What you need to do.
Quote the material exactly from the line that contains "Decode this chart: output" through its last line. Any pictures are to be left out.

........

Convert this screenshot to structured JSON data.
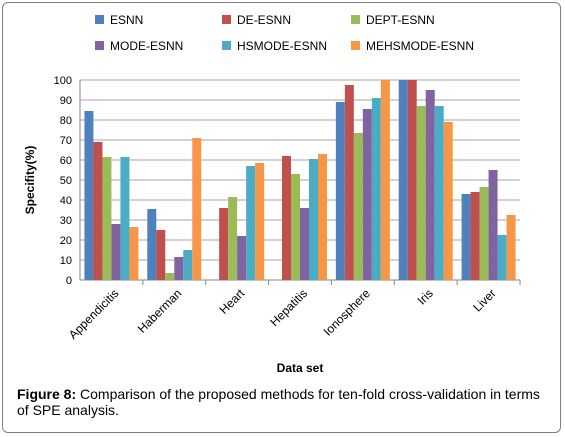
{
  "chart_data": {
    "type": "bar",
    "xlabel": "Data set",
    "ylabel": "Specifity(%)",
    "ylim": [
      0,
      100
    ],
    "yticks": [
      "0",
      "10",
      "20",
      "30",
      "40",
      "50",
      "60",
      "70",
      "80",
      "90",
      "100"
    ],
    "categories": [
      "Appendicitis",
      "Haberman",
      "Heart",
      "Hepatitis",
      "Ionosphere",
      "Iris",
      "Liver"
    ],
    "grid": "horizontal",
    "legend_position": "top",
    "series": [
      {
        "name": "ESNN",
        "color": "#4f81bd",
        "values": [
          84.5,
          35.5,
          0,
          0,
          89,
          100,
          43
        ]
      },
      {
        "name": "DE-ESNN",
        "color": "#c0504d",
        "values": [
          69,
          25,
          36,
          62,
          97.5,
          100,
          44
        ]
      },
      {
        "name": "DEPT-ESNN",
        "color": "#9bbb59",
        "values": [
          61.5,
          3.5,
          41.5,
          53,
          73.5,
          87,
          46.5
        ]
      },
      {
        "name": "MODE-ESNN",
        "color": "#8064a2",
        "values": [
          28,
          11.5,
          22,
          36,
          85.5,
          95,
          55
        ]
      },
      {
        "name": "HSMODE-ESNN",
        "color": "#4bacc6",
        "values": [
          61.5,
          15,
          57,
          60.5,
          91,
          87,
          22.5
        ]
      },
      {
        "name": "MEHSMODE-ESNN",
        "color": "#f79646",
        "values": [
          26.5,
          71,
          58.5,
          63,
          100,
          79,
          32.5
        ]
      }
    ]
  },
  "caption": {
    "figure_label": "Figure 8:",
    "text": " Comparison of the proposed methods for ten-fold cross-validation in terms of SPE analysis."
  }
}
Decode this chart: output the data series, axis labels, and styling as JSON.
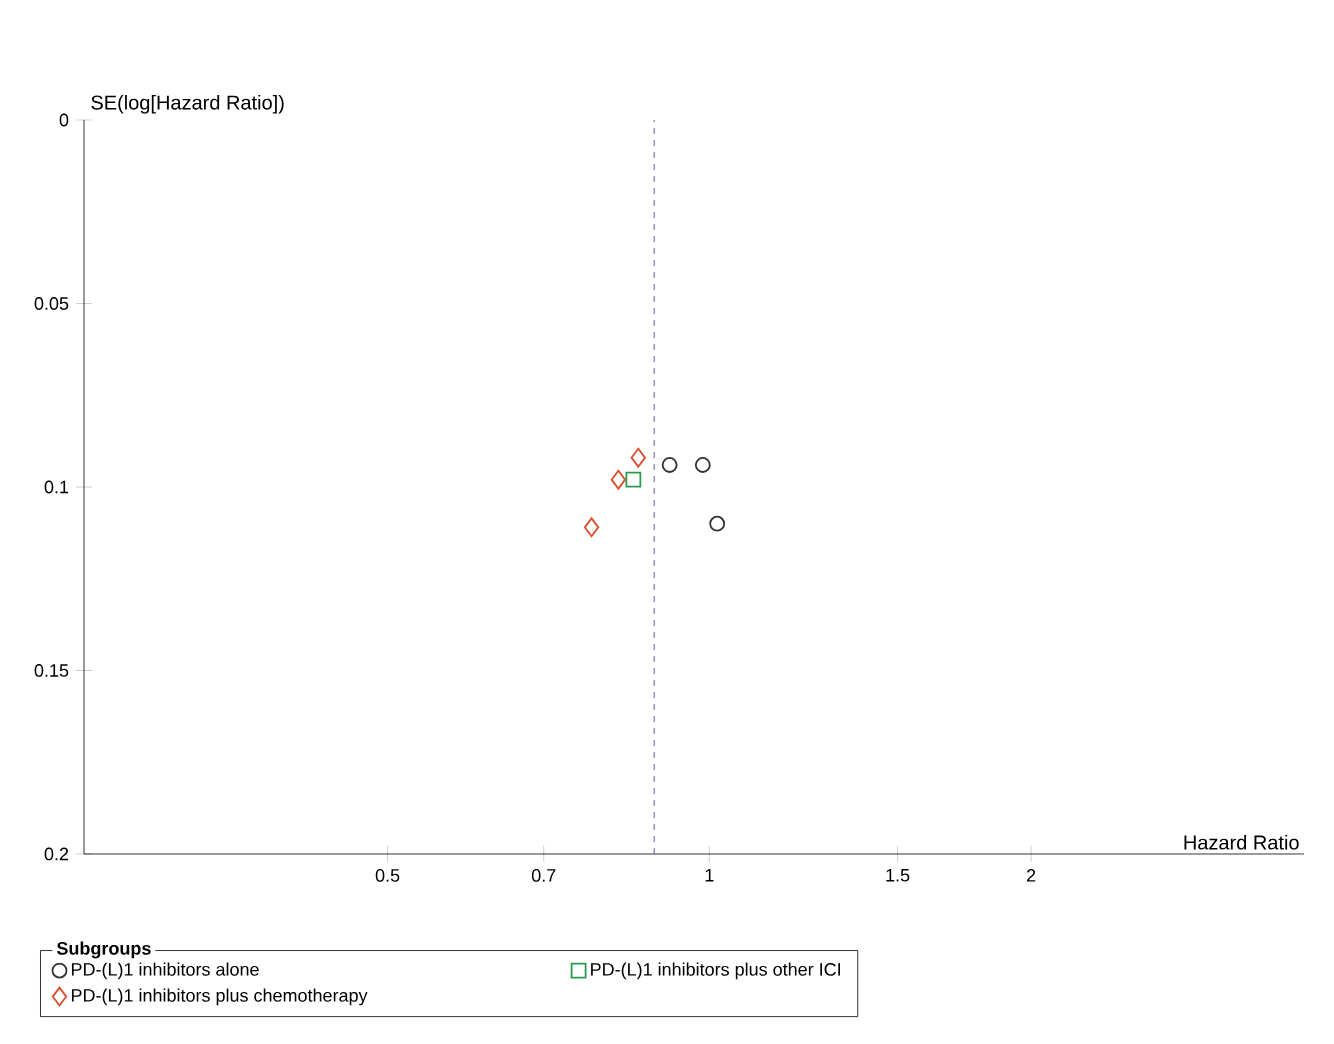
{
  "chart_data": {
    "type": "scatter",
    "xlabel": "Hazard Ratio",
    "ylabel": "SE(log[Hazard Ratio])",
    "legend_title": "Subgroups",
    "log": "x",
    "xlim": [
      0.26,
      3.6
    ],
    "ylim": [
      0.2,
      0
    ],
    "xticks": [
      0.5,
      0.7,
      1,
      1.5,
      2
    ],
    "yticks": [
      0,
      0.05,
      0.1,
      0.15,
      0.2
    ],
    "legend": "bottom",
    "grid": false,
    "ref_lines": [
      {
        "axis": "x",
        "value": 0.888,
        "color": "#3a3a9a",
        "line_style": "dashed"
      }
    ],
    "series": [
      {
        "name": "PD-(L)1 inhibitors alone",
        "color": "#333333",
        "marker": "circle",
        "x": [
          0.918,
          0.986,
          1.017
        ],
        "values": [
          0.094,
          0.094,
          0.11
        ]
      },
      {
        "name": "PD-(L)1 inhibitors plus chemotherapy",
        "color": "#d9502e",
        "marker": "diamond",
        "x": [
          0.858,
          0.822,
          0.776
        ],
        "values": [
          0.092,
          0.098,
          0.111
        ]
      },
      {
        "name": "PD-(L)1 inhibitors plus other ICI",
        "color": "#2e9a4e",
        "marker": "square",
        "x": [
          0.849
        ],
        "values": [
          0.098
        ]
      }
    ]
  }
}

........

Correct response.
Decode this chart: output the data series, axis labels, and styling as JSON.
{
  "chart_data": {
    "type": "scatter",
    "xlabel": "Hazard Ratio",
    "ylabel": "SE(log[Hazard Ratio])",
    "legend_title": "Subgroups",
    "log": "x",
    "xlim": [
      0.26,
      3.6
    ],
    "ylim": [
      0.2,
      0
    ],
    "xticks": [
      0.5,
      0.7,
      1,
      1.5,
      2
    ],
    "yticks": [
      0,
      0.05,
      0.1,
      0.15,
      0.2
    ],
    "legend": "bottom",
    "grid": false,
    "ref_lines": [
      {
        "axis": "x",
        "value": 0.888,
        "color": "#3a3a9a",
        "line_style": "dashed"
      }
    ],
    "series": [
      {
        "name": "PD-(L)1 inhibitors alone",
        "color": "#333333",
        "marker": "circle",
        "x": [
          0.918,
          0.986,
          1.017
        ],
        "values": [
          0.094,
          0.094,
          0.11
        ]
      },
      {
        "name": "PD-(L)1 inhibitors plus chemotherapy",
        "color": "#d9502e",
        "marker": "diamond",
        "x": [
          0.858,
          0.822,
          0.776
        ],
        "values": [
          0.092,
          0.098,
          0.111
        ]
      },
      {
        "name": "PD-(L)1 inhibitors plus other ICI",
        "color": "#2e9a4e",
        "marker": "square",
        "x": [
          0.849
        ],
        "values": [
          0.098
        ]
      }
    ]
  }
}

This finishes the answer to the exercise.